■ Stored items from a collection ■

════════

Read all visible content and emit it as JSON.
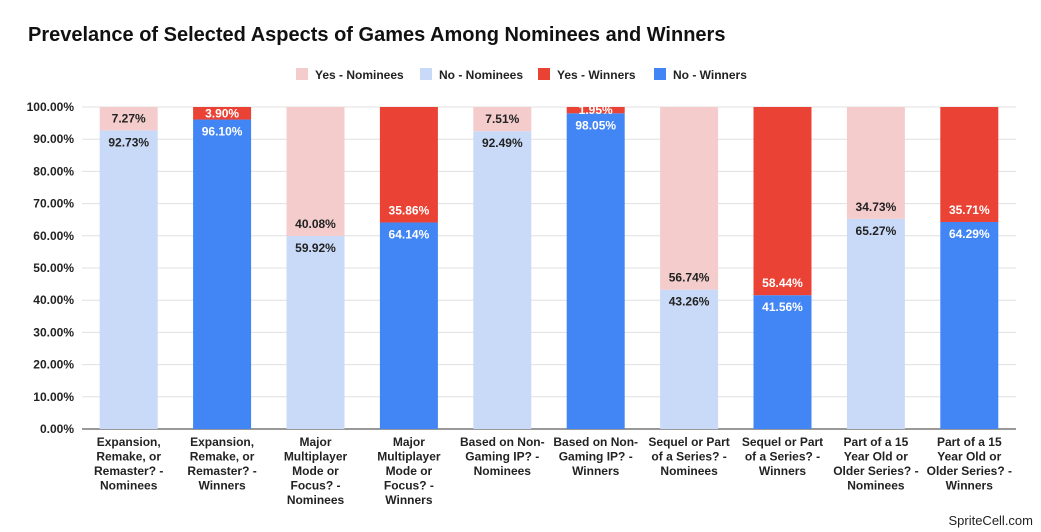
{
  "title": "Prevelance of Selected Aspects of Games Among Nominees and Winners",
  "watermark": "SpriteCell.com",
  "colors": {
    "yes_nominees": "#f4cccc",
    "no_nominees": "#c9daf8",
    "yes_winners": "#ea4335",
    "no_winners": "#4285f4",
    "grid": "#e0e0e0",
    "axis": "#333333"
  },
  "chart_data": {
    "type": "bar",
    "stacked": true,
    "percent": true,
    "title": "Prevelance of Selected Aspects of Games Among Nominees and Winners",
    "ylim": [
      0,
      100
    ],
    "yticks": [
      "0.00%",
      "10.00%",
      "20.00%",
      "30.00%",
      "40.00%",
      "50.00%",
      "60.00%",
      "70.00%",
      "80.00%",
      "90.00%",
      "100.00%"
    ],
    "grid": true,
    "legend_position": "top",
    "legend": [
      "Yes - Nominees",
      "No - Nominees",
      "Yes - Winners",
      "No - Winners"
    ],
    "categories": [
      "Expansion, Remake, or Remaster? - Nominees",
      "Expansion, Remake, or Remaster? - Winners",
      "Major Multiplayer Mode or Focus? - Nominees",
      "Major Multiplayer Mode or Focus? - Winners",
      "Based on Non-Gaming IP? - Nominees",
      "Based on Non-Gaming IP? - Winners",
      "Sequel or Part of a Series? - Nominees",
      "Sequel or Part of a Series? - Winners",
      "Part of a 15 Year Old or Older Series? - Nominees",
      "Part of a 15 Year Old or Older Series? - Winners"
    ],
    "category_lines": [
      [
        "Expansion,",
        "Remake, or",
        "Remaster? -",
        "Nominees"
      ],
      [
        "Expansion,",
        "Remake, or",
        "Remaster? -",
        "Winners"
      ],
      [
        "Major",
        "Multiplayer",
        "Mode or",
        "Focus? -",
        "Nominees"
      ],
      [
        "Major",
        "Multiplayer",
        "Mode or",
        "Focus? -",
        "Winners"
      ],
      [
        "Based on Non-",
        "Gaming IP? -",
        "Nominees"
      ],
      [
        "Based on Non-",
        "Gaming IP? -",
        "Winners"
      ],
      [
        "Sequel or Part",
        "of a Series? -",
        "Nominees"
      ],
      [
        "Sequel or Part",
        "of a Series? -",
        "Winners"
      ],
      [
        "Part of a 15",
        "Year Old or",
        "Older Series? -",
        "Nominees"
      ],
      [
        "Part of a 15",
        "Year Old or",
        "Older Series? -",
        "Winners"
      ]
    ],
    "bars": [
      {
        "group": "nominees",
        "no": 92.73,
        "yes": 7.27,
        "no_label": "92.73%",
        "yes_label": "7.27%"
      },
      {
        "group": "winners",
        "no": 96.1,
        "yes": 3.9,
        "no_label": "96.10%",
        "yes_label": "3.90%"
      },
      {
        "group": "nominees",
        "no": 59.92,
        "yes": 40.08,
        "no_label": "59.92%",
        "yes_label": "40.08%"
      },
      {
        "group": "winners",
        "no": 64.14,
        "yes": 35.86,
        "no_label": "64.14%",
        "yes_label": "35.86%"
      },
      {
        "group": "nominees",
        "no": 92.49,
        "yes": 7.51,
        "no_label": "92.49%",
        "yes_label": "7.51%"
      },
      {
        "group": "winners",
        "no": 98.05,
        "yes": 1.95,
        "no_label": "98.05%",
        "yes_label": "1.95%"
      },
      {
        "group": "nominees",
        "no": 43.26,
        "yes": 56.74,
        "no_label": "43.26%",
        "yes_label": "56.74%"
      },
      {
        "group": "winners",
        "no": 41.56,
        "yes": 58.44,
        "no_label": "41.56%",
        "yes_label": "58.44%"
      },
      {
        "group": "nominees",
        "no": 65.27,
        "yes": 34.73,
        "no_label": "65.27%",
        "yes_label": "34.73%"
      },
      {
        "group": "winners",
        "no": 64.29,
        "yes": 35.71,
        "no_label": "64.29%",
        "yes_label": "35.71%"
      }
    ]
  }
}
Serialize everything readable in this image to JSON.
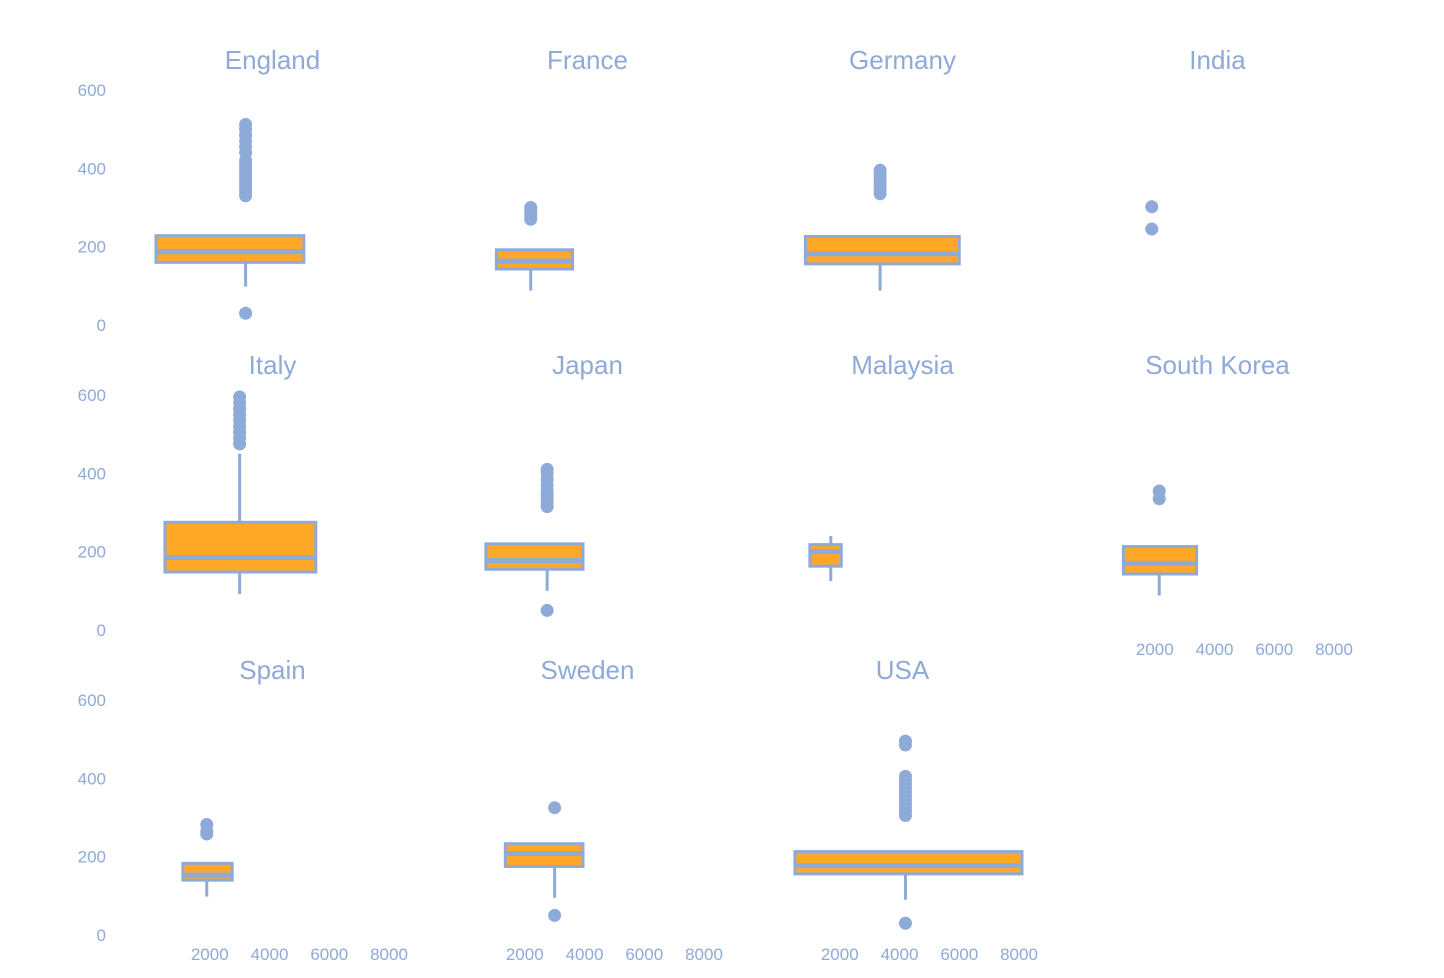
{
  "chart_data": {
    "type": "boxplot",
    "facet_layout": {
      "columns": 4,
      "rows": 3
    },
    "ylim": [
      0,
      600
    ],
    "xlim": [
      0,
      8000
    ],
    "y_ticks": [
      0,
      200,
      400,
      600
    ],
    "x_ticks": [
      2000,
      4000,
      6000,
      8000
    ],
    "grid": false,
    "colors": {
      "box_fill": "#ffa726",
      "stroke": "#8eaad8",
      "text": "#8eaad8"
    },
    "facets": [
      {
        "title": "England",
        "boxes": [
          {
            "x": 3200,
            "x_left": 200,
            "x_right": 5150,
            "whisker_low": 98,
            "q1": 160,
            "median": 187,
            "q3": 228,
            "whisker_high": 228,
            "outliers": [
              30,
              330,
              340,
              350,
              360,
              370,
              380,
              390,
              400,
              410,
              420,
              440,
              455,
              470,
              485,
              500,
              512
            ]
          }
        ]
      },
      {
        "title": "France",
        "boxes": [
          {
            "x": 2200,
            "x_left": 1050,
            "x_right": 3600,
            "whisker_low": 88,
            "q1": 143,
            "median": 163,
            "q3": 192,
            "whisker_high": 192,
            "outliers": [
              270,
              278,
              285,
              292,
              300
            ]
          }
        ]
      },
      {
        "title": "Germany",
        "boxes": [
          {
            "x": 3350,
            "x_left": 850,
            "x_right": 6000,
            "whisker_low": 88,
            "q1": 156,
            "median": 182,
            "q3": 226,
            "whisker_high": 226,
            "outliers": [
              335,
              345,
              355,
              365,
              375,
              385,
              395
            ]
          }
        ]
      },
      {
        "title": "India",
        "boxes": [
          {
            "x": 1900,
            "x_left": 1900,
            "x_right": 1900,
            "whisker_low": null,
            "q1": null,
            "median": null,
            "q3": null,
            "whisker_high": null,
            "outliers": [
              245,
              302
            ]
          }
        ]
      },
      {
        "title": "Italy",
        "boxes": [
          {
            "x": 3000,
            "x_left": 500,
            "x_right": 5550,
            "whisker_low": 92,
            "q1": 148,
            "median": 185,
            "q3": 275,
            "whisker_high": 450,
            "outliers": [
              475,
              490,
              505,
              520,
              535,
              550,
              565,
              580,
              595
            ]
          }
        ]
      },
      {
        "title": "Japan",
        "boxes": [
          {
            "x": 2750,
            "x_left": 700,
            "x_right": 3950,
            "whisker_low": 100,
            "q1": 155,
            "median": 177,
            "q3": 220,
            "whisker_high": 220,
            "outliers": [
              50,
              315,
              325,
              335,
              345,
              355,
              370,
              385,
              400,
              410
            ]
          }
        ]
      },
      {
        "title": "Malaysia",
        "boxes": [
          {
            "x": 1700,
            "x_left": 1000,
            "x_right": 2050,
            "whisker_low": 125,
            "q1": 163,
            "median": 200,
            "q3": 218,
            "whisker_high": 240,
            "outliers": []
          }
        ]
      },
      {
        "title": "South Korea",
        "boxes": [
          {
            "x": 2150,
            "x_left": 950,
            "x_right": 3400,
            "whisker_low": 88,
            "q1": 143,
            "median": 170,
            "q3": 213,
            "whisker_high": 213,
            "outliers": [
              335,
              355
            ]
          }
        ]
      },
      {
        "title": "Spain",
        "boxes": [
          {
            "x": 1900,
            "x_left": 1100,
            "x_right": 2750,
            "whisker_low": 98,
            "q1": 140,
            "median": 153,
            "q3": 183,
            "whisker_high": 183,
            "outliers": [
              258,
              265,
              282
            ]
          }
        ]
      },
      {
        "title": "Sweden",
        "boxes": [
          {
            "x": 3000,
            "x_left": 1350,
            "x_right": 3950,
            "whisker_low": 95,
            "q1": 175,
            "median": 208,
            "q3": 233,
            "whisker_high": 233,
            "outliers": [
              50,
              325
            ]
          }
        ]
      },
      {
        "title": "USA",
        "boxes": [
          {
            "x": 4200,
            "x_left": 500,
            "x_right": 8100,
            "whisker_low": 90,
            "q1": 156,
            "median": 177,
            "q3": 213,
            "whisker_high": 213,
            "outliers": [
              30,
              305,
              315,
              325,
              335,
              345,
              355,
              365,
              375,
              385,
              395,
              405,
              485,
              495
            ]
          }
        ]
      }
    ]
  }
}
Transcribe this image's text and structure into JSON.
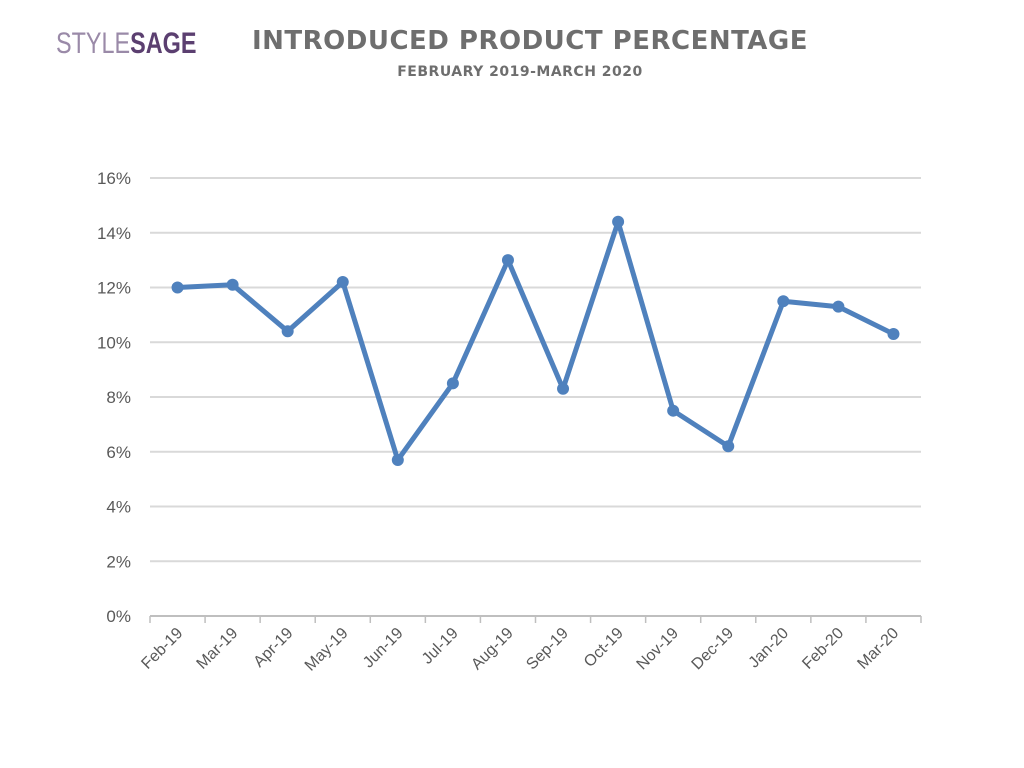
{
  "brand": {
    "part1": "STYLE",
    "part2": "SAGE"
  },
  "chart_data": {
    "type": "line",
    "title": "INTRODUCED PRODUCT PERCENTAGE",
    "subtitle": "FEBRUARY 2019-MARCH 2020",
    "categories": [
      "Feb-19",
      "Mar-19",
      "Apr-19",
      "May-19",
      "Jun-19",
      "Jul-19",
      "Aug-19",
      "Sep-19",
      "Oct-19",
      "Nov-19",
      "Dec-19",
      "Jan-20",
      "Feb-20",
      "Mar-20"
    ],
    "series": [
      {
        "values": [
          12.0,
          12.1,
          10.4,
          12.2,
          5.7,
          8.5,
          13.0,
          8.3,
          14.4,
          7.5,
          6.2,
          11.5,
          11.3,
          10.3
        ]
      }
    ],
    "yticks": [
      "0%",
      "2%",
      "4%",
      "6%",
      "8%",
      "10%",
      "12%",
      "14%",
      "16%"
    ],
    "ylim": [
      0,
      16
    ],
    "grid": true,
    "colors": {
      "line": "#4f81bd",
      "grid": "#d9d9d9",
      "axis": "#bfbfbf",
      "text": "#595959"
    }
  }
}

════════

Pick out every line of the listing containing the word "image", and show those lines.

■ TASK SOLUTION ■
Serialize everything readable in this image to JSON.
Transcribe this image's text and structure into JSON.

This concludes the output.